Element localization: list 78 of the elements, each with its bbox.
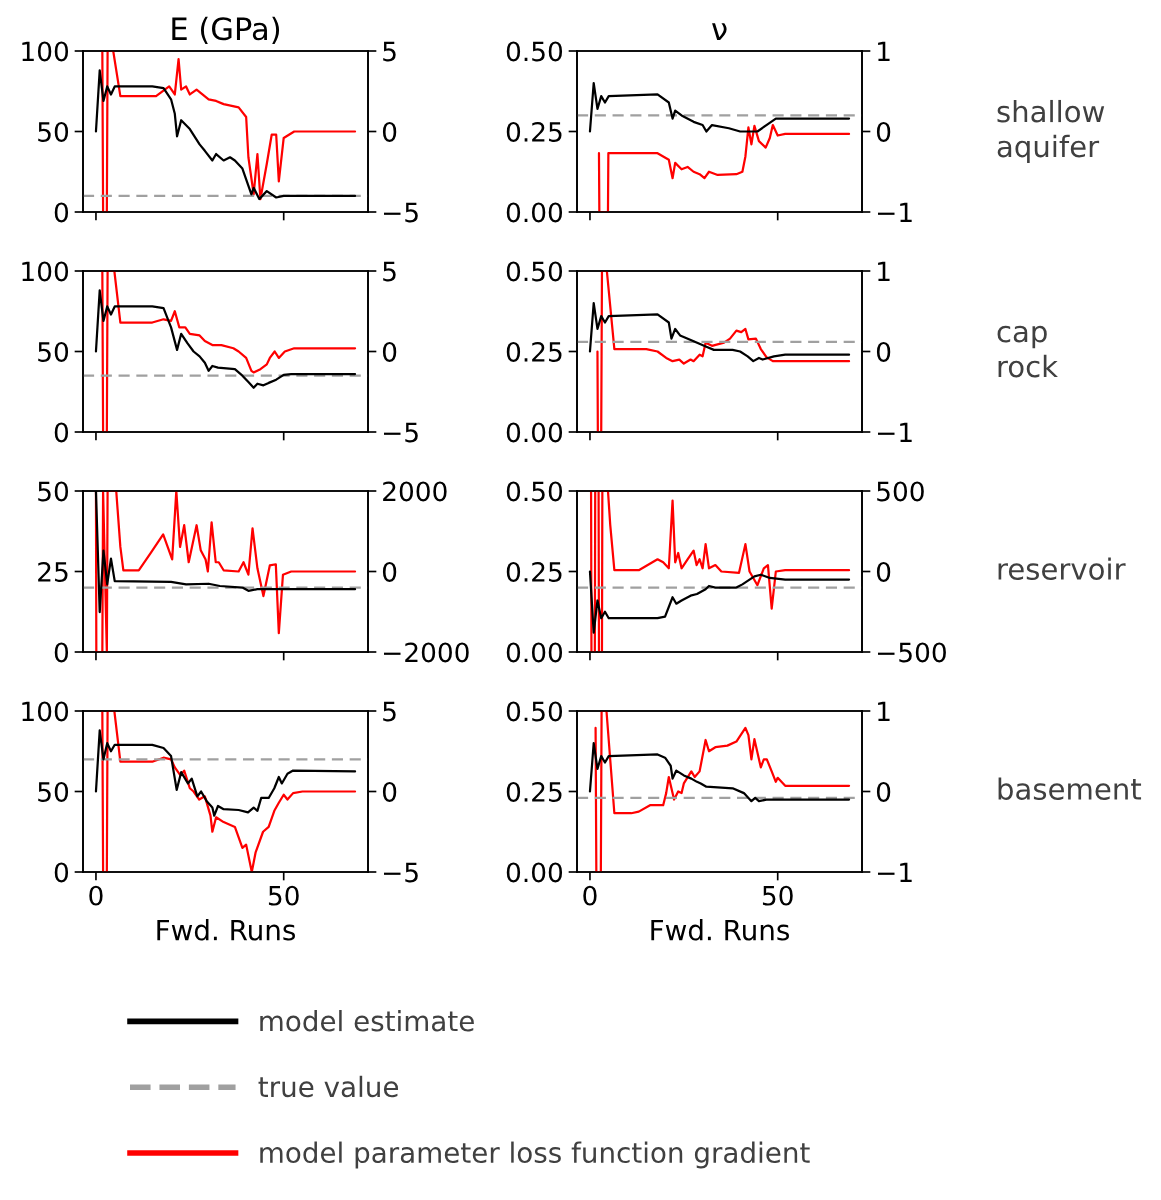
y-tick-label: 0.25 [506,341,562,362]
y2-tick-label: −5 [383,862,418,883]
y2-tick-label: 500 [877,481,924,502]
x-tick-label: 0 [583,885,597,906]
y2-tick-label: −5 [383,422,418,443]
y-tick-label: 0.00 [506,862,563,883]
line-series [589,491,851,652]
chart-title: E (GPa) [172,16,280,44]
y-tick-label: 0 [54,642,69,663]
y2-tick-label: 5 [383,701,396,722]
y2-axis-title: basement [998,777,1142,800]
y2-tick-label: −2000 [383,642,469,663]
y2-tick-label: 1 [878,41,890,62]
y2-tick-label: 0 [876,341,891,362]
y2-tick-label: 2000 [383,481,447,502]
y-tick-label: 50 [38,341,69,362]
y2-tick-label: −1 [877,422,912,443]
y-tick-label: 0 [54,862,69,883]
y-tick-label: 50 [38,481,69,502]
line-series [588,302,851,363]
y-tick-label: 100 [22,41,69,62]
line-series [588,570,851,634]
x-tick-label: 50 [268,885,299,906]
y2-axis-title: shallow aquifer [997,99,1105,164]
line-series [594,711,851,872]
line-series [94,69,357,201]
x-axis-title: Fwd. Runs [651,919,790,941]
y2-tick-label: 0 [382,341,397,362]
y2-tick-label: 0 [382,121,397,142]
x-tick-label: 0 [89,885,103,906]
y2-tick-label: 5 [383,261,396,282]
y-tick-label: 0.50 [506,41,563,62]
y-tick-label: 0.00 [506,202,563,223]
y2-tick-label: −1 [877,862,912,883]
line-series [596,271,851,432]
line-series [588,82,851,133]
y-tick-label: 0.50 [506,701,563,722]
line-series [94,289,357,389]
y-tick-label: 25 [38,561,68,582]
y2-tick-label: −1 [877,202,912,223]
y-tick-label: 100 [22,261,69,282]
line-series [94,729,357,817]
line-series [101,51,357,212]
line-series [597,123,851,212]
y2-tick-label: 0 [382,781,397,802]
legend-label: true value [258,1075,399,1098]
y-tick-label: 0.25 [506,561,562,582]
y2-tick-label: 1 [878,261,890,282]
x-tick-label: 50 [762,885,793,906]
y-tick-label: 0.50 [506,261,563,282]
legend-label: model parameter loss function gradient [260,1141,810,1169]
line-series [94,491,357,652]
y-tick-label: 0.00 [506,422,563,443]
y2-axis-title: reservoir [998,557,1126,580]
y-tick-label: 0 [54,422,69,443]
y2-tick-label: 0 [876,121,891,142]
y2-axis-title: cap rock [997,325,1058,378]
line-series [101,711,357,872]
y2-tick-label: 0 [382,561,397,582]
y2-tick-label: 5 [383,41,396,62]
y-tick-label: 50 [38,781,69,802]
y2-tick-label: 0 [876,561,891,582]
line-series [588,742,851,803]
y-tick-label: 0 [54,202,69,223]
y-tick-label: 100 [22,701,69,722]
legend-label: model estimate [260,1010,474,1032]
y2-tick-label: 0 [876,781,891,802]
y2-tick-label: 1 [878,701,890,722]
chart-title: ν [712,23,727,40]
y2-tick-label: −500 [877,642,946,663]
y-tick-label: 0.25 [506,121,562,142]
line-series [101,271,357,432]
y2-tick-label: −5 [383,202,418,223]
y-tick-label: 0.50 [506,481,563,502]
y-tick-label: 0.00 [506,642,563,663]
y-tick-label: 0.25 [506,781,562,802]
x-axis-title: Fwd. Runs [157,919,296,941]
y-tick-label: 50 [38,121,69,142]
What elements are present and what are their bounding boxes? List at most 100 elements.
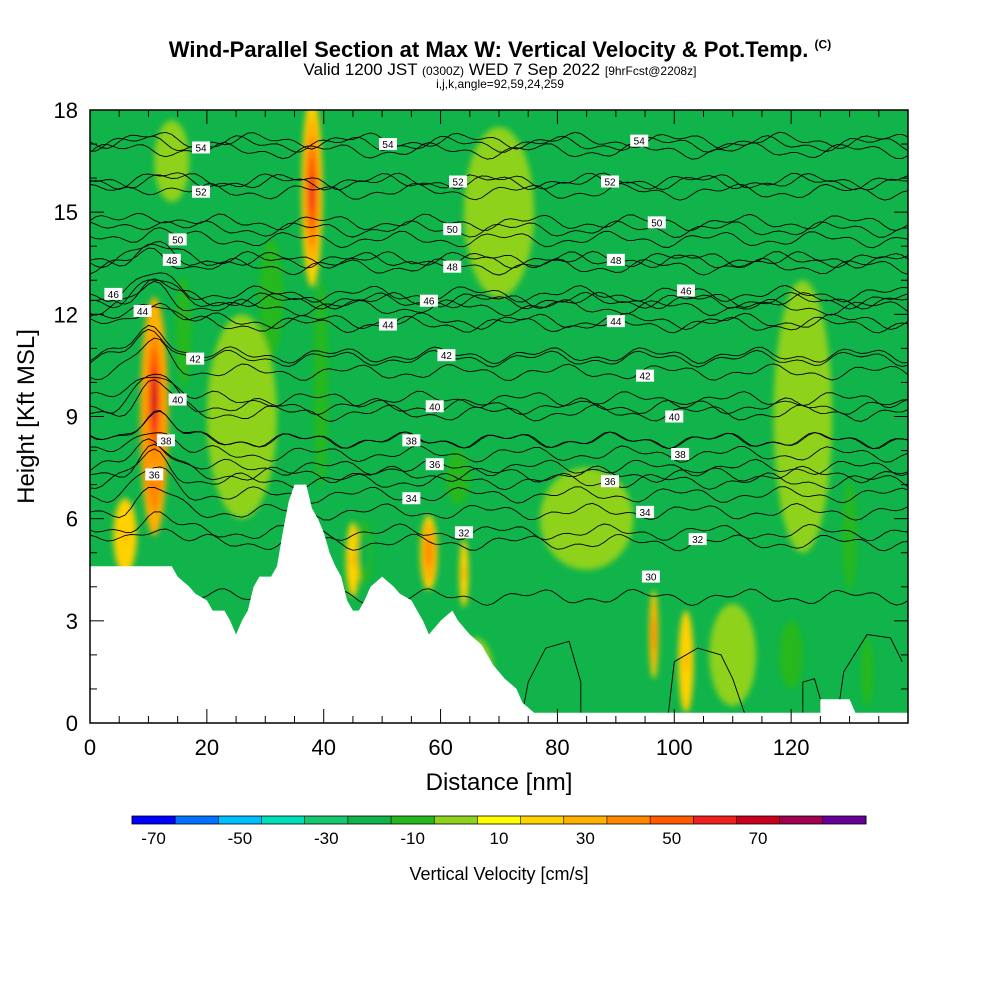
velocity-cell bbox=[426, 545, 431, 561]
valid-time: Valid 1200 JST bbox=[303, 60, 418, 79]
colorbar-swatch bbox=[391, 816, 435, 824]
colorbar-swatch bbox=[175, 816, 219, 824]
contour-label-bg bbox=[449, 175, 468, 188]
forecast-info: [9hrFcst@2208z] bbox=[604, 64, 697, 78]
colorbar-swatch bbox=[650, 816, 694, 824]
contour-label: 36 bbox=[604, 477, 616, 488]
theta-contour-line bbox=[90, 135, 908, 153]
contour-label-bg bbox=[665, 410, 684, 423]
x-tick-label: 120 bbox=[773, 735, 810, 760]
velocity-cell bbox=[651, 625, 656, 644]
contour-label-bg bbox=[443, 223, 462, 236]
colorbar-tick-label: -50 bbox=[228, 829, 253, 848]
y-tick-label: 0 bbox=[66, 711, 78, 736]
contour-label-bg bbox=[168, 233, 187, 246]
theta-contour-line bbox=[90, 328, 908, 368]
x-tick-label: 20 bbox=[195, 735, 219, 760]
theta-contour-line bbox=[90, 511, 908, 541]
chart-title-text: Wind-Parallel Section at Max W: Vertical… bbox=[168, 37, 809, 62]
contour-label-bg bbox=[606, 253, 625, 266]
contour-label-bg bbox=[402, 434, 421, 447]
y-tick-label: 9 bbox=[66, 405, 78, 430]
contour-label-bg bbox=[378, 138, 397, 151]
============================================================
## [Given problem]
Reproduce everything from the line containing "y-tick-label: 0.25 [506,341,562,362]" down to the line containing "y2-axis-title: cap rock [997,325,1058,378]", both ends included.

## [The solution]
y-tick-label: 0.25 [506,341,562,362]
y2-tick-label: −5 [383,862,418,883]
y2-tick-label: 500 [877,481,924,502]
x-tick-label: 0 [583,885,597,906]
y2-tick-label: −5 [383,422,418,443]
y-tick-label: 0.00 [506,862,563,883]
line-series [589,491,851,652]
chart-title: E (GPa) [172,16,280,44]
y-tick-label: 0 [54,642,69,663]
y2-tick-label: 5 [383,701,396,722]
y2-axis-title: basement [998,777,1142,800]
y2-tick-label: −2000 [383,642,469,663]
y2-tick-label: 1 [878,41,890,62]
y2-tick-label: 0 [876,341,891,362]
y2-tick-label: 2000 [383,481,447,502]
y-tick-label: 50 [38,341,69,362]
y2-tick-label: −1 [877,422,912,443]
y-tick-label: 0 [54,862,69,883]
y-tick-label: 50 [38,481,69,502]
line-series [588,302,851,363]
y-tick-label: 100 [22,41,69,62]
line-series [588,570,851,634]
x-tick-label: 50 [268,885,299,906]
y2-axis-title: shallow aquifer [997,99,1105,164]
line-series [594,711,851,872]
line-series [94,69,357,201]
x-axis-title: Fwd. Runs [651,919,790,941]
y2-tick-label: 0 [382,341,397,362]
y2-tick-label: 0 [382,121,397,142]
x-tick-label: 0 [89,885,103,906]
y2-tick-label: 5 [383,261,396,282]
y-tick-label: 0.50 [506,41,563,62]
y-tick-label: 0.00 [506,202,563,223]
y2-tick-label: −1 [877,862,912,883]
line-series [596,271,851,432]
line-series [588,82,851,133]
y-tick-label: 0.50 [506,701,563,722]
line-series [94,289,357,389]
y-tick-label: 25 [38,561,68,582]
y2-tick-label: −1 [877,202,912,223]
y-tick-label: 100 [22,261,69,282]
line-series [94,729,357,817]
line-series [101,51,357,212]
line-series [597,123,851,212]
y2-tick-label: 0 [382,781,397,802]
legend-label: true value [258,1075,399,1098]
y-tick-label: 0.25 [506,561,562,582]
y2-tick-label: 1 [878,261,890,282]
x-tick-label: 50 [762,885,793,906]
y-tick-label: 0.50 [506,261,563,282]
legend-label: model parameter loss function gradient [260,1141,810,1169]
line-series [94,491,357,652]
y-tick-label: 0.00 [506,422,563,443]
y2-axis-title: reservoir [998,557,1126,580]
y-tick-label: 0 [54,422,69,443]
y2-tick-label: 0 [876,121,891,142]
y2-axis-title: cap rock [997,325,1058,378]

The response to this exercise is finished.